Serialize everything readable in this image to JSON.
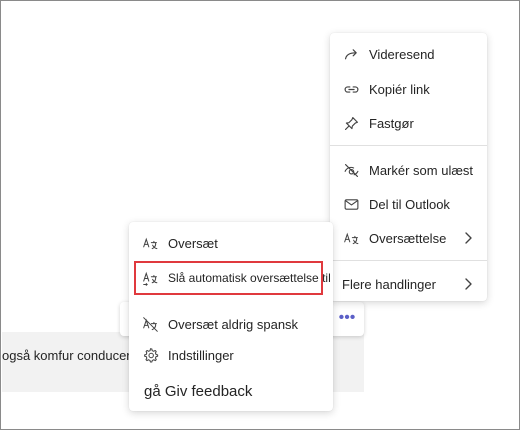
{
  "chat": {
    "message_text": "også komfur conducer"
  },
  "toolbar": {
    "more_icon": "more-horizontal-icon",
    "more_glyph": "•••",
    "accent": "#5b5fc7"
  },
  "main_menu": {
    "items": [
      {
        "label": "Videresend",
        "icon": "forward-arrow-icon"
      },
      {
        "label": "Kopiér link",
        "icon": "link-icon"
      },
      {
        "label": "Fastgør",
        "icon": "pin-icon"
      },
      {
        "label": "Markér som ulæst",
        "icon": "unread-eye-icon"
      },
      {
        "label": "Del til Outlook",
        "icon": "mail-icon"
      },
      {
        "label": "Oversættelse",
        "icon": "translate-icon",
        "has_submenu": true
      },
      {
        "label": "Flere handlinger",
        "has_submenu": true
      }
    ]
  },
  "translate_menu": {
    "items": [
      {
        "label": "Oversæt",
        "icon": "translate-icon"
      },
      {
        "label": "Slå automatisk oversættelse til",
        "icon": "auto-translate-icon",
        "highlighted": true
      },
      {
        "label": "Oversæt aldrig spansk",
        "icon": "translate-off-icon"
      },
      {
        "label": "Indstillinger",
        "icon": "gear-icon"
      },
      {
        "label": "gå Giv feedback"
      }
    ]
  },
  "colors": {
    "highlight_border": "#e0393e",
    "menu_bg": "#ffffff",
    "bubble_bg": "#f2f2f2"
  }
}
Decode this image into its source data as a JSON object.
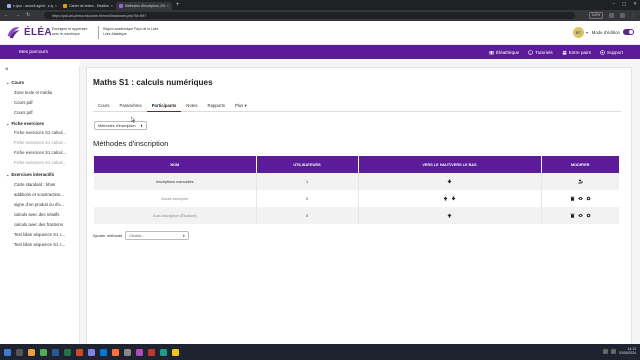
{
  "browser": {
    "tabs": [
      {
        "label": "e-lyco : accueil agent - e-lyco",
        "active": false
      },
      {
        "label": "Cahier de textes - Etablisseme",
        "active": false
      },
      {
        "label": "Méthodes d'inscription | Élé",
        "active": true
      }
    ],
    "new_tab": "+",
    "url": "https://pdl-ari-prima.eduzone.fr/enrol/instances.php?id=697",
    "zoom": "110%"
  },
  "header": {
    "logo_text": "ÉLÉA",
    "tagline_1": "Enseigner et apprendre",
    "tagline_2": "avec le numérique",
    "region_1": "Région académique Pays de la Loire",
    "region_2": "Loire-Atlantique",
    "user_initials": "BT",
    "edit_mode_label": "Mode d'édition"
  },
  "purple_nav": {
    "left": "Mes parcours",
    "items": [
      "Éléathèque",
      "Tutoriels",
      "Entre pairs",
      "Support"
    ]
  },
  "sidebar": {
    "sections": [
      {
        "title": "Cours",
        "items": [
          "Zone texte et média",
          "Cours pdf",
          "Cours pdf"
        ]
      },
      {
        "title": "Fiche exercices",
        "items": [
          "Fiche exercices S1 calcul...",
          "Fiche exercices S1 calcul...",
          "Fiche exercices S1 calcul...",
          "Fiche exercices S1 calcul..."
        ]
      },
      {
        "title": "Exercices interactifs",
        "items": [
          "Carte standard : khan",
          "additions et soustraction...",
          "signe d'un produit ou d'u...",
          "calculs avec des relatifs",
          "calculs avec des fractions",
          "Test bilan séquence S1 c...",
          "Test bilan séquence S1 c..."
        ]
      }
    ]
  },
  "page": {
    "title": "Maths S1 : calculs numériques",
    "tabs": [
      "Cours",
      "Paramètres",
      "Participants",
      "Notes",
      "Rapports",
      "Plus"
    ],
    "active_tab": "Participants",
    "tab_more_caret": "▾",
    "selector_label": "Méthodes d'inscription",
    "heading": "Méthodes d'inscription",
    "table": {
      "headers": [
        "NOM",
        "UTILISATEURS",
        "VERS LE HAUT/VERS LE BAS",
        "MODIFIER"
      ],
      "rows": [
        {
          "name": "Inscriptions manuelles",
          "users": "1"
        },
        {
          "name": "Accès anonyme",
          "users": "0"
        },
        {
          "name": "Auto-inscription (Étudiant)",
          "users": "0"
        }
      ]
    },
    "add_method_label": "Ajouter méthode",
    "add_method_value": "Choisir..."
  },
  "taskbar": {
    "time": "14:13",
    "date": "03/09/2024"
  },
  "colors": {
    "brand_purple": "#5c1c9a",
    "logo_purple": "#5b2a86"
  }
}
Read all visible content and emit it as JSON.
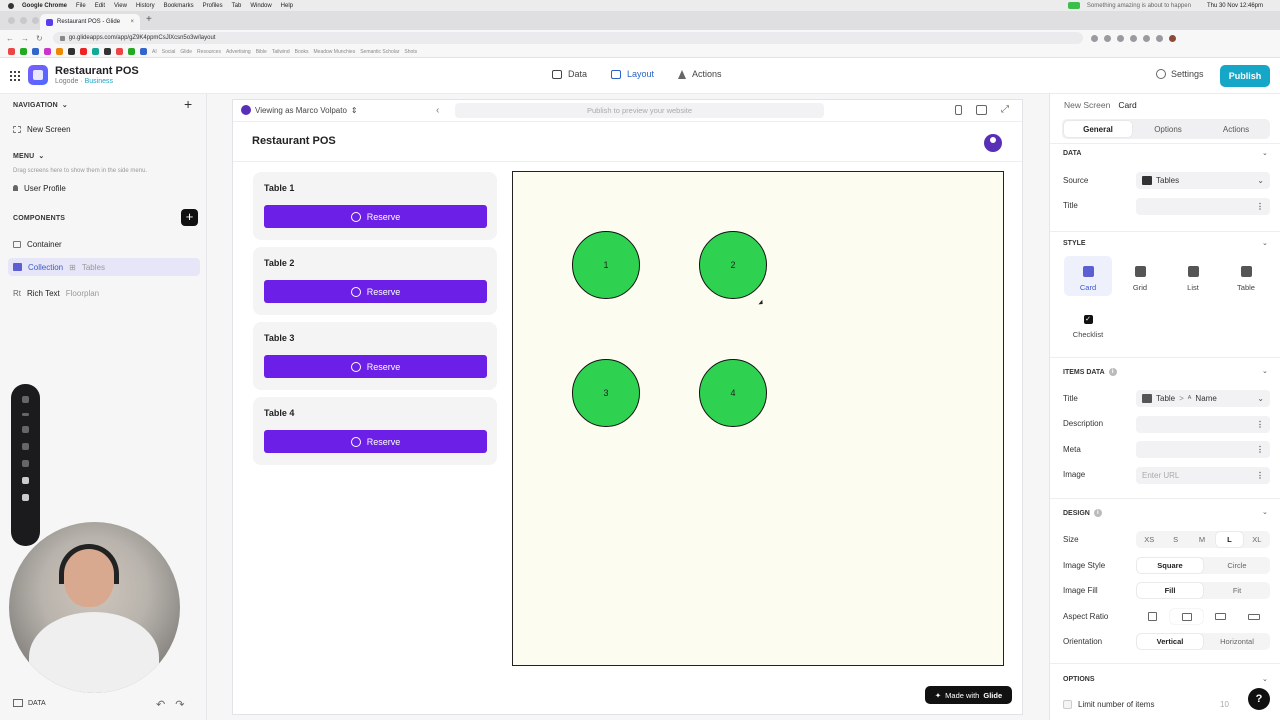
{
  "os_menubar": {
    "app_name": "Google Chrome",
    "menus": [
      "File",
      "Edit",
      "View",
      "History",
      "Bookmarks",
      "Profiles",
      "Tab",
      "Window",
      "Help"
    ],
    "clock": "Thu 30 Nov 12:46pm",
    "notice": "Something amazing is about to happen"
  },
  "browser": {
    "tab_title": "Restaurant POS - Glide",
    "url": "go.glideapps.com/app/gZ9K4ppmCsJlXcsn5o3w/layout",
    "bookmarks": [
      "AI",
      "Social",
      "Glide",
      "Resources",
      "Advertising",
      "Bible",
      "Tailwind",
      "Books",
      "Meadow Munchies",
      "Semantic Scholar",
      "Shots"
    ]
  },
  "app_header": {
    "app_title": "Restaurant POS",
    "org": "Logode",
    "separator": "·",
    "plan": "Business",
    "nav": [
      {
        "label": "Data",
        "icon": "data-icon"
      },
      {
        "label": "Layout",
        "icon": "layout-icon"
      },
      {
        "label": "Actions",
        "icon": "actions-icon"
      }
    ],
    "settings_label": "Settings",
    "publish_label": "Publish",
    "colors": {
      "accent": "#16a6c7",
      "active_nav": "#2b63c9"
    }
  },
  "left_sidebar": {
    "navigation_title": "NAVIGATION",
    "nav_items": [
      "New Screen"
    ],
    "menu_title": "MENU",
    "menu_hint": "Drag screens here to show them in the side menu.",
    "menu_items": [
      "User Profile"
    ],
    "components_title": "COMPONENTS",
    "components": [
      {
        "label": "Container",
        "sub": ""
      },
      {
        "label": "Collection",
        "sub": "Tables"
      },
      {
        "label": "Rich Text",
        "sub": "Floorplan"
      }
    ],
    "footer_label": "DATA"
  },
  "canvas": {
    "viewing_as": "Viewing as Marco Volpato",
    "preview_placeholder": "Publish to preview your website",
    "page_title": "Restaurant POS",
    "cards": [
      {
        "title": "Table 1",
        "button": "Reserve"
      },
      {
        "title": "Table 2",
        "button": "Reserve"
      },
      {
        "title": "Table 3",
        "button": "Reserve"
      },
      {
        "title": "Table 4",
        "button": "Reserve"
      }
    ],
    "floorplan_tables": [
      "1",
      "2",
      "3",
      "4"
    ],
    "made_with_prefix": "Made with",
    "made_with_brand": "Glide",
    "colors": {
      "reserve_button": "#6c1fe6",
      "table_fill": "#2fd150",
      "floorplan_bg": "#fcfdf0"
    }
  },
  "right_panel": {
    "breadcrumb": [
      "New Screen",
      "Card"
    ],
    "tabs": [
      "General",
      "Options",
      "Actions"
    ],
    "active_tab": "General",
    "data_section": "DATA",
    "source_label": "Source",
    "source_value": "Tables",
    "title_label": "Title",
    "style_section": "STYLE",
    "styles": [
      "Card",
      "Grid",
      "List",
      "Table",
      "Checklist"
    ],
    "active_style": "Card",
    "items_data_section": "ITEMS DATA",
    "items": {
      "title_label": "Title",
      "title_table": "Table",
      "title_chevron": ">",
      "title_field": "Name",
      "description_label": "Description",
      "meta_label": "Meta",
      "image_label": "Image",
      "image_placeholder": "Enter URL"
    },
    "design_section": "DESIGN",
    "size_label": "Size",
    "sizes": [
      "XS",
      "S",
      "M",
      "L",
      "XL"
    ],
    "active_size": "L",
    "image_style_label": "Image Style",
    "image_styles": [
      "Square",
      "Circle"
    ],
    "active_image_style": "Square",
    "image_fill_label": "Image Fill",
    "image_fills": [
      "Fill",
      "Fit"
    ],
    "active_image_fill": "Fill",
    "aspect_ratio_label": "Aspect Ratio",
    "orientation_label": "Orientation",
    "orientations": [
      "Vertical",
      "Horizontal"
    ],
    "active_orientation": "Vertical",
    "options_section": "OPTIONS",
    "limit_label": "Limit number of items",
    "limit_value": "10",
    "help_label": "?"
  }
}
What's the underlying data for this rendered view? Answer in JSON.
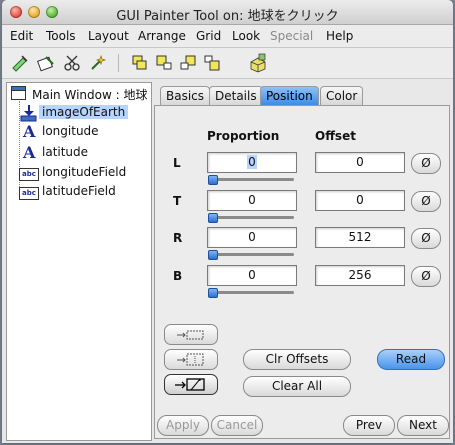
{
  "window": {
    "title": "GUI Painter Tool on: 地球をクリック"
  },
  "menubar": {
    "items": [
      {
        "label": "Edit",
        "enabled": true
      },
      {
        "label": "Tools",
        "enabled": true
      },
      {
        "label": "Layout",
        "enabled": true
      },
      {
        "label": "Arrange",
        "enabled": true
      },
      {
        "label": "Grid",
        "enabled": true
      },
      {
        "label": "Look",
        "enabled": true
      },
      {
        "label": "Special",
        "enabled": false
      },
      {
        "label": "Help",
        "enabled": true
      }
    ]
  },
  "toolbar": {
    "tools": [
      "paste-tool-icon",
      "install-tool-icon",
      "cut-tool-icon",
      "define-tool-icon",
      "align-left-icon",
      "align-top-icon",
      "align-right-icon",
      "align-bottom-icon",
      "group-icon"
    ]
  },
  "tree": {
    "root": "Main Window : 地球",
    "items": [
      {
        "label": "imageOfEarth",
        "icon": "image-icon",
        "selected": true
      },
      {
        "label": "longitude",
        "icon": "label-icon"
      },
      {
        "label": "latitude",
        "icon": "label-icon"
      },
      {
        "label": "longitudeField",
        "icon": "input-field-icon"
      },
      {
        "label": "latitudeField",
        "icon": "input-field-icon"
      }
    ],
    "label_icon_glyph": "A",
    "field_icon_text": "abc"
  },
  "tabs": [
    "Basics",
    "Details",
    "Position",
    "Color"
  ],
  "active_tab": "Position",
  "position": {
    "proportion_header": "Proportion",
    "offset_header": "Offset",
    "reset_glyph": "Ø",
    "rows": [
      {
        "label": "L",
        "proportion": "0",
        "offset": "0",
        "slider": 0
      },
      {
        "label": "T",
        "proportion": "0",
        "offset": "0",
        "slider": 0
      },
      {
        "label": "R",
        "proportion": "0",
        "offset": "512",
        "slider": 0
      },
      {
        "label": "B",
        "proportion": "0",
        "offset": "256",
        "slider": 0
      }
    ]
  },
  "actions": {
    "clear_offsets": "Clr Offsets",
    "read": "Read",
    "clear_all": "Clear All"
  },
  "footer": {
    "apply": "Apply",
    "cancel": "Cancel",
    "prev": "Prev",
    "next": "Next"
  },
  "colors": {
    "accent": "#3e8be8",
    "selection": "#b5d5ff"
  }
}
++++++++
### [REQUIRED WORK]
Copy out every line of the listing that includes the string "JSON".

### [TASK RESPONSE]
Serialize everything readable in this image to JSON.
Decode this image into its source data as a JSON object.
Read all visible content and emit it as JSON.
What's the underlying data for this rendered view? Answer in JSON.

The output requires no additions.